[REQUIRED TASK] Extract every line of the material that holds the string "level".
:: DATASET RECORDS ::
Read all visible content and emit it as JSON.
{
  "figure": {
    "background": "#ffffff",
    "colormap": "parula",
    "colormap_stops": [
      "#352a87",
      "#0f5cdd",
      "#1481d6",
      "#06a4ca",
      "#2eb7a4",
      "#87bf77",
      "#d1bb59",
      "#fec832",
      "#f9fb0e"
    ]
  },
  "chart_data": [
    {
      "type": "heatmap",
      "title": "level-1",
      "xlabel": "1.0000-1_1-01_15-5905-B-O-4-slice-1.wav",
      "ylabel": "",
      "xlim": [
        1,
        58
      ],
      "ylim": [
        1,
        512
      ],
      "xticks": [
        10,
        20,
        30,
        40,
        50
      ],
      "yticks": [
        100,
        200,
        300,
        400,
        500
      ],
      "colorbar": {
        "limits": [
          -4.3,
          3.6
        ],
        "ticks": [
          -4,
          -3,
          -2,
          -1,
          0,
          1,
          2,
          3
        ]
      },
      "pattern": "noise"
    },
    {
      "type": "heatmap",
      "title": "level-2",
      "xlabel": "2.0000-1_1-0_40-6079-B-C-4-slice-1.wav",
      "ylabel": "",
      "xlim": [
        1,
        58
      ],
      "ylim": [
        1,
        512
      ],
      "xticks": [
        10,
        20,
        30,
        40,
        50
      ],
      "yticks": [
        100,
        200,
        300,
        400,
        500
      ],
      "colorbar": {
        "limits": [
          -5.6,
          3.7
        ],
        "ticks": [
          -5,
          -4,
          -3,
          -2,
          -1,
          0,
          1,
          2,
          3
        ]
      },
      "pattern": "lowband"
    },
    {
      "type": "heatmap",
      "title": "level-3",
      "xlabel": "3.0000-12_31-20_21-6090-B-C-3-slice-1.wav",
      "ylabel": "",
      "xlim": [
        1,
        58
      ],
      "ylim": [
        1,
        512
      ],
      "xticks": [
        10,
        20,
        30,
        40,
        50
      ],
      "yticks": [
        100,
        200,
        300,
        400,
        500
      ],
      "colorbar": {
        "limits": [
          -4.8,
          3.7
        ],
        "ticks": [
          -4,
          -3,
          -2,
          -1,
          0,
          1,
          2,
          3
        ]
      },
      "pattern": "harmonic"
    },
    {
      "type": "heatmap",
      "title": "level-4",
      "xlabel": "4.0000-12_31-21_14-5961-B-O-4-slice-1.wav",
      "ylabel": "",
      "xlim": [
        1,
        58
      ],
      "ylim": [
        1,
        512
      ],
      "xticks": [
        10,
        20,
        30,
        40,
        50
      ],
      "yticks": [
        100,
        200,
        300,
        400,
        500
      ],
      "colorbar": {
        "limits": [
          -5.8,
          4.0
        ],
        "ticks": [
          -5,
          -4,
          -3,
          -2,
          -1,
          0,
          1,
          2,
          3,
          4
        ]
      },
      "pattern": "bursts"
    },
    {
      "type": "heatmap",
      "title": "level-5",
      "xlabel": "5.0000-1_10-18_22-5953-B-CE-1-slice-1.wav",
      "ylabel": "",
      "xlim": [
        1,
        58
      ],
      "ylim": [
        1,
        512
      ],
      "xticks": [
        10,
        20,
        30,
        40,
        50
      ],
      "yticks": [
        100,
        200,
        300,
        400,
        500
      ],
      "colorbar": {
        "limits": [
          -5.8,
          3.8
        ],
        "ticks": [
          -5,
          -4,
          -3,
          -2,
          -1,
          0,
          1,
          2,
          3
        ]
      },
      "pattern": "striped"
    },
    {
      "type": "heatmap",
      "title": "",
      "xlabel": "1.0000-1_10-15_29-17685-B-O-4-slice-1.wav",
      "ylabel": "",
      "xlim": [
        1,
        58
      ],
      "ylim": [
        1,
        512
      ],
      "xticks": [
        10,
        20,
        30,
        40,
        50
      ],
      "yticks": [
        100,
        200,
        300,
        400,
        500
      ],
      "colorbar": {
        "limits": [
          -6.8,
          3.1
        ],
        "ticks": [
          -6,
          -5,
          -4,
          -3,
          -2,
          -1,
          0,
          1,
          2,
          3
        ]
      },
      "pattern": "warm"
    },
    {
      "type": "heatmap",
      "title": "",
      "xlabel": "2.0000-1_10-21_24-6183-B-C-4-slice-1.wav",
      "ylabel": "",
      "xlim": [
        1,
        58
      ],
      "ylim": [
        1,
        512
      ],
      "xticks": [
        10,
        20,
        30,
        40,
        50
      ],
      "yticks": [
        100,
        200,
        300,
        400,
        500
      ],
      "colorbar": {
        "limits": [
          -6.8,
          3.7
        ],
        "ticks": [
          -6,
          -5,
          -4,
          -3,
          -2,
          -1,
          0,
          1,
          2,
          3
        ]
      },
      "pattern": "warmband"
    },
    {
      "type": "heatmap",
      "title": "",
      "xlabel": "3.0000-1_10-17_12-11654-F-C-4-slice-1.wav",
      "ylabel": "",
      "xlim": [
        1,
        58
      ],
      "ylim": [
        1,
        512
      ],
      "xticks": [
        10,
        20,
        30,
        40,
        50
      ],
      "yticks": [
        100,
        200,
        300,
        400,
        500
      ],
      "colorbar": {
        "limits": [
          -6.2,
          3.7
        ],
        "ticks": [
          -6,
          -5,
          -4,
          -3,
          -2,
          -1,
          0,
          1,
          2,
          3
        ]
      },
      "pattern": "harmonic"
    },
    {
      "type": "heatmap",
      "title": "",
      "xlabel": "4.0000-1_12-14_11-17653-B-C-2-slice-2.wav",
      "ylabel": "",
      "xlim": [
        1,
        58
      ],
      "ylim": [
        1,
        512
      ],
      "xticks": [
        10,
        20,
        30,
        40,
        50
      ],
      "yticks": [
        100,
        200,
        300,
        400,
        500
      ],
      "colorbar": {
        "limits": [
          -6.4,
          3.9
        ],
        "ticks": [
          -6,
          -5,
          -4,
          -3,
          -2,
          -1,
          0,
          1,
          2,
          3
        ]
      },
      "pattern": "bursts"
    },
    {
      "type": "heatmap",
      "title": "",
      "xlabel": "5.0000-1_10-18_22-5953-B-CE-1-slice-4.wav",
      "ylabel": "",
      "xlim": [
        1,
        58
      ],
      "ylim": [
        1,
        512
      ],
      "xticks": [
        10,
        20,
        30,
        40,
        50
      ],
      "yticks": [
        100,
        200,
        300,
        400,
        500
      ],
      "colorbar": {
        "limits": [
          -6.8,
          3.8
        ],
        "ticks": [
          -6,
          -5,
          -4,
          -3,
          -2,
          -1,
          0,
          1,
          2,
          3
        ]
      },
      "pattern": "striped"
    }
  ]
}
:::
[OUTPUT FOR THIS TASK]
      "title": "level-1",
      "title": "level-2",
      "title": "level-3",
      "title": "level-4",
      "title": "level-5",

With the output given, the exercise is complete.